_EXERCISE OBJECTIVE:_ Copy out each line featuring the string "screenshot" from the entries beneath.

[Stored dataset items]

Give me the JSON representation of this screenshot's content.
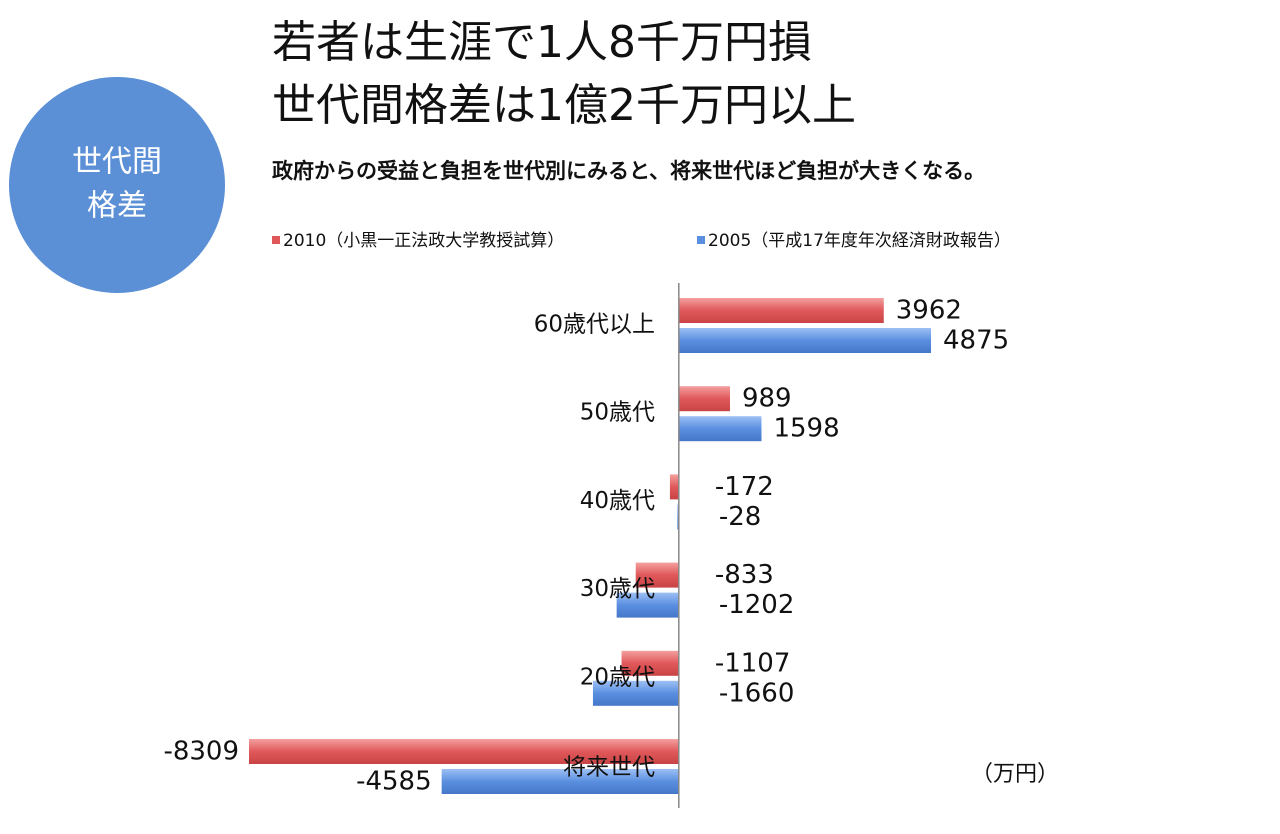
{
  "badge": {
    "lines": [
      "世代間",
      "格差"
    ]
  },
  "chart_data": {
    "type": "bar",
    "orientation": "horizontal",
    "title": [
      "若者は生涯で1人8千万円損",
      "世代間格差は1億2千万円以上"
    ],
    "subtitle": "政府からの受益と負担を世代別にみると、将来世代ほど負担が大きくなる。",
    "unit_label": "（万円）",
    "categories": [
      "60歳代以上",
      "50歳代",
      "40歳代",
      "30歳代",
      "20歳代",
      "将来世代"
    ],
    "series": [
      {
        "name": "2010（小黒一正法政大学教授試算）",
        "color": "#e0585a",
        "values": [
          3962,
          989,
          -172,
          -833,
          -1107,
          -8309
        ]
      },
      {
        "name": "2005（平成17年度年次経済財政報告）",
        "color": "#5a8fe0",
        "values": [
          4875,
          1598,
          -28,
          -1202,
          -1660,
          -4585
        ]
      }
    ]
  }
}
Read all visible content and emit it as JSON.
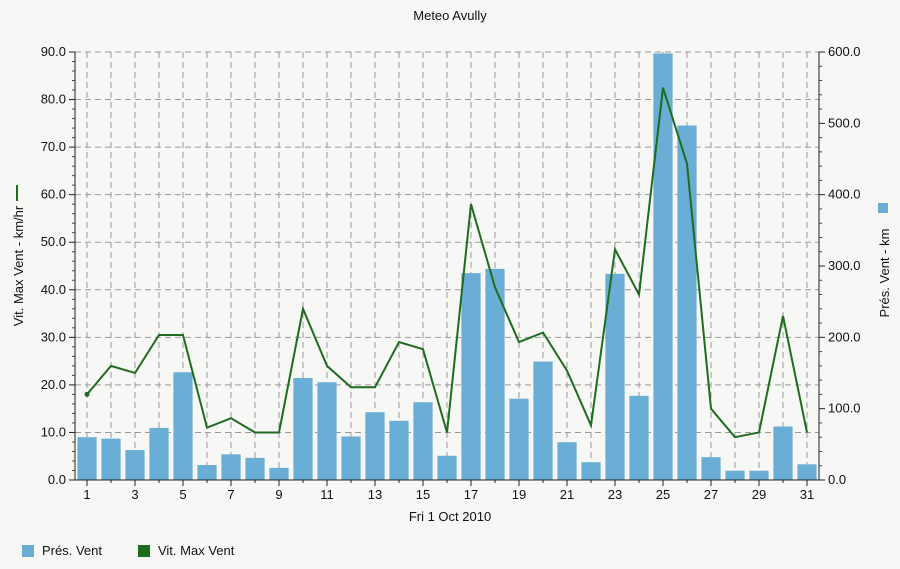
{
  "chart_data": {
    "type": "bar",
    "title": "Meteo  Avully",
    "xlabel": "Fri 1 Oct 2010",
    "ylabel_left": "Vit. Max Vent - km/hr",
    "ylabel_right": "Prés. Vent - km",
    "x": [
      1,
      2,
      3,
      4,
      5,
      6,
      7,
      8,
      9,
      10,
      11,
      12,
      13,
      14,
      15,
      16,
      17,
      18,
      19,
      20,
      21,
      22,
      23,
      24,
      25,
      26,
      27,
      28,
      29,
      30,
      31
    ],
    "x_tick_labels": [
      "1",
      "3",
      "5",
      "7",
      "9",
      "11",
      "13",
      "15",
      "17",
      "19",
      "21",
      "23",
      "25",
      "27",
      "29",
      "31"
    ],
    "y_left_ticks": [
      "0.0",
      "10.0",
      "20.0",
      "30.0",
      "40.0",
      "50.0",
      "60.0",
      "70.0",
      "80.0",
      "90.0"
    ],
    "y_right_ticks": [
      "0.0",
      "100.0",
      "200.0",
      "300.0",
      "400.0",
      "500.0",
      "600.0"
    ],
    "ylim_left": [
      0,
      90
    ],
    "ylim_right": [
      0,
      600
    ],
    "grid": true,
    "legend_position": "bottom-left",
    "series": [
      {
        "name": "Prés. Vent",
        "type": "bar",
        "axis": "right",
        "color": "#6aaed6",
        "values": [
          60,
          58,
          42,
          73,
          151,
          21,
          36,
          31,
          17,
          143,
          137,
          61,
          95,
          83,
          109,
          34,
          290,
          296,
          114,
          166,
          53,
          25,
          289,
          118,
          598,
          497,
          32,
          13,
          13,
          75,
          22
        ]
      },
      {
        "name": "Vit. Max Vent",
        "type": "line",
        "axis": "left",
        "color": "#1f6b1f",
        "values": [
          18,
          24,
          22.5,
          30.5,
          30.5,
          11,
          13,
          10,
          10,
          36,
          24,
          19.5,
          19.5,
          29,
          27.5,
          10,
          58,
          40.5,
          29,
          31,
          23,
          11.5,
          48.5,
          39,
          82.5,
          66.5,
          15,
          9,
          10,
          34.5,
          10
        ]
      }
    ]
  }
}
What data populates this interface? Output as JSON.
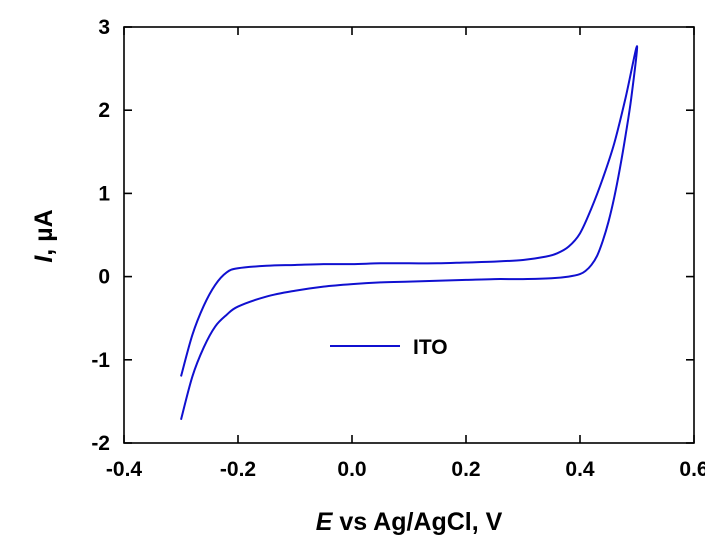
{
  "chart_data": {
    "type": "line",
    "title": "",
    "xlabel_var": "E",
    "xlabel_rest": " vs Ag/AgCl,  V",
    "ylabel_var": "I",
    "ylabel_rest": ",  µA",
    "xlim": [
      -0.4,
      0.6
    ],
    "ylim": [
      -2,
      3
    ],
    "xticks": [
      -0.4,
      -0.2,
      0.0,
      0.2,
      0.4,
      0.6
    ],
    "xtick_labels": [
      "-0.4",
      "-0.2",
      "0.0",
      "0.2",
      "0.4",
      "0.6"
    ],
    "yticks": [
      -2,
      -1,
      0,
      1,
      2,
      3
    ],
    "ytick_labels": [
      "-2",
      "-1",
      "0",
      "1",
      "2",
      "3"
    ],
    "grid": false,
    "legend_position": "lower-center",
    "colors": {
      "series": "#1010d0",
      "axes": "#000000"
    },
    "series": [
      {
        "name": "ITO",
        "x": [
          -0.3,
          -0.28,
          -0.26,
          -0.24,
          -0.22,
          -0.2,
          -0.15,
          -0.1,
          -0.05,
          0.0,
          0.05,
          0.1,
          0.15,
          0.2,
          0.25,
          0.3,
          0.34,
          0.36,
          0.38,
          0.4,
          0.42,
          0.44,
          0.46,
          0.48,
          0.5,
          0.49,
          0.48,
          0.47,
          0.46,
          0.45,
          0.44,
          0.43,
          0.42,
          0.41,
          0.4,
          0.38,
          0.35,
          0.3,
          0.25,
          0.2,
          0.15,
          0.1,
          0.05,
          0.0,
          -0.05,
          -0.1,
          -0.15,
          -0.2,
          -0.22,
          -0.24,
          -0.26,
          -0.28,
          -0.3
        ],
        "y": [
          -1.2,
          -0.7,
          -0.35,
          -0.1,
          0.05,
          0.1,
          0.13,
          0.14,
          0.15,
          0.15,
          0.16,
          0.16,
          0.16,
          0.17,
          0.18,
          0.2,
          0.24,
          0.28,
          0.36,
          0.52,
          0.82,
          1.18,
          1.6,
          2.15,
          2.77,
          2.15,
          1.7,
          1.3,
          0.95,
          0.66,
          0.43,
          0.25,
          0.14,
          0.07,
          0.03,
          0.0,
          -0.02,
          -0.03,
          -0.03,
          -0.04,
          -0.05,
          -0.06,
          -0.07,
          -0.09,
          -0.12,
          -0.17,
          -0.24,
          -0.36,
          -0.46,
          -0.6,
          -0.85,
          -1.2,
          -1.72
        ]
      }
    ]
  }
}
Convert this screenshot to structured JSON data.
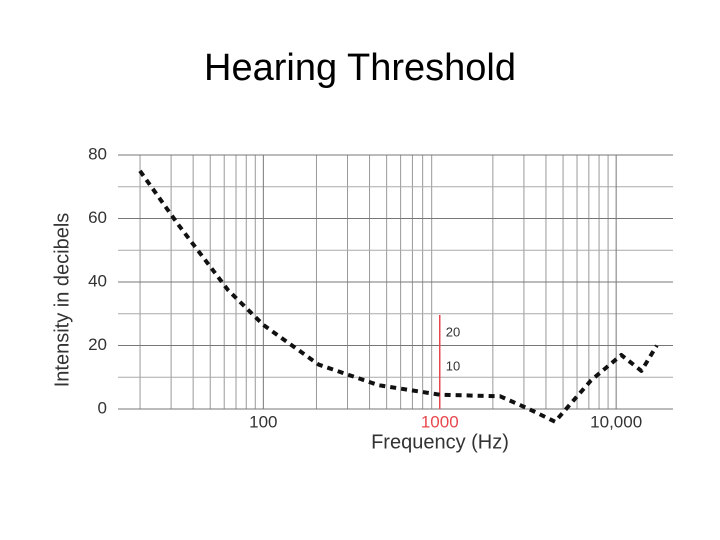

_CORRECT RESPONSE:_
Give me the JSON representation of this screenshot's content.
Convert this screenshot to structured JSON data.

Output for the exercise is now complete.